▶ _What the task asks_
Copy every record below exactly.

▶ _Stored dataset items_
========================================================================
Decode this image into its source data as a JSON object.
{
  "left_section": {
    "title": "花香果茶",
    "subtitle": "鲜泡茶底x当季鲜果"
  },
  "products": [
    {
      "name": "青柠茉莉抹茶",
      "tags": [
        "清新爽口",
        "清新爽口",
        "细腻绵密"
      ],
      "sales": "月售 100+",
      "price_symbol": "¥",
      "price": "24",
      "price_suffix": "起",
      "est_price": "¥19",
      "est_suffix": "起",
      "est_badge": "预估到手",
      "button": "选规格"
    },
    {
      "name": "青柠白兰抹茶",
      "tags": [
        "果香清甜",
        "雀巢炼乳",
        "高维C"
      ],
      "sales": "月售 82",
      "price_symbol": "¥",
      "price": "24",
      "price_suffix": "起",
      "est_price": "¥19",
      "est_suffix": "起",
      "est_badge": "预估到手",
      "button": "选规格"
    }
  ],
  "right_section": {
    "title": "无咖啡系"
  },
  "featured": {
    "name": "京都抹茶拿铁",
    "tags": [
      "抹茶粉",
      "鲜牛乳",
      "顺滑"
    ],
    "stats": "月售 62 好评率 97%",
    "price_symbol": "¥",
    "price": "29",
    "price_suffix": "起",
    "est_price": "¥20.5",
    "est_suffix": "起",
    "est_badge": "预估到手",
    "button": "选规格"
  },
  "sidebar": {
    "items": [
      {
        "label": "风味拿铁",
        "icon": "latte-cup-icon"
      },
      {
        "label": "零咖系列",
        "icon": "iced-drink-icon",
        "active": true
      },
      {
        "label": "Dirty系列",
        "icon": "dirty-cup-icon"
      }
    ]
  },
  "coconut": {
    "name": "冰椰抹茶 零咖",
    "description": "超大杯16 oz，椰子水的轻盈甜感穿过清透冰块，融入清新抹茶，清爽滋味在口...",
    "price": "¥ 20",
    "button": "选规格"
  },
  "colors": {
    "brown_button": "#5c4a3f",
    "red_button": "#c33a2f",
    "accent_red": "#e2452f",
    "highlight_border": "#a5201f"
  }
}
========================================================================
▶ _Result_
Decode this image into its source data as a JSON object.
{
  "left_section": {
    "title": "花香果茶",
    "subtitle": "鲜泡茶底x当季鲜果"
  },
  "products": [
    {
      "name": "青柠茉莉抹茶",
      "tags": [
        "清新爽口",
        "清新爽口",
        "细腻绵密"
      ],
      "sales": "月售 100+",
      "price_symbol": "¥",
      "price": "24",
      "price_suffix": "起",
      "est_price": "¥19",
      "est_suffix": "起",
      "est_badge": "预估到手",
      "button": "选规格"
    },
    {
      "name": "青柠白兰抹茶",
      "tags": [
        "果香清甜",
        "雀巢炼乳",
        "高维C"
      ],
      "sales": "月售 82",
      "price_symbol": "¥",
      "price": "24",
      "price_suffix": "起",
      "est_price": "¥19",
      "est_suffix": "起",
      "est_badge": "预估到手",
      "button": "选规格"
    }
  ],
  "right_section": {
    "title": "无咖啡系"
  },
  "featured": {
    "name": "京都抹茶拿铁",
    "tags": [
      "抹茶粉",
      "鲜牛乳",
      "顺滑"
    ],
    "stats": "月售 62 好评率 97%",
    "price_symbol": "¥",
    "price": "29",
    "price_suffix": "起",
    "est_price": "¥20.5",
    "est_suffix": "起",
    "est_badge": "预估到手",
    "button": "选规格"
  },
  "sidebar": {
    "items": [
      {
        "label": "风味拿铁",
        "icon": "latte-cup-icon"
      },
      {
        "label": "零咖系列",
        "icon": "iced-drink-icon",
        "active": true
      },
      {
        "label": "Dirty系列",
        "icon": "dirty-cup-icon"
      }
    ]
  },
  "coconut": {
    "name": "冰椰抹茶 零咖",
    "description": "超大杯16 oz，椰子水的轻盈甜感穿过清透冰块，融入清新抹茶，清爽滋味在口...",
    "price": "¥ 20",
    "button": "选规格"
  },
  "colors": {
    "brown_button": "#5c4a3f",
    "red_button": "#c33a2f",
    "accent_red": "#e2452f",
    "highlight_border": "#a5201f"
  }
}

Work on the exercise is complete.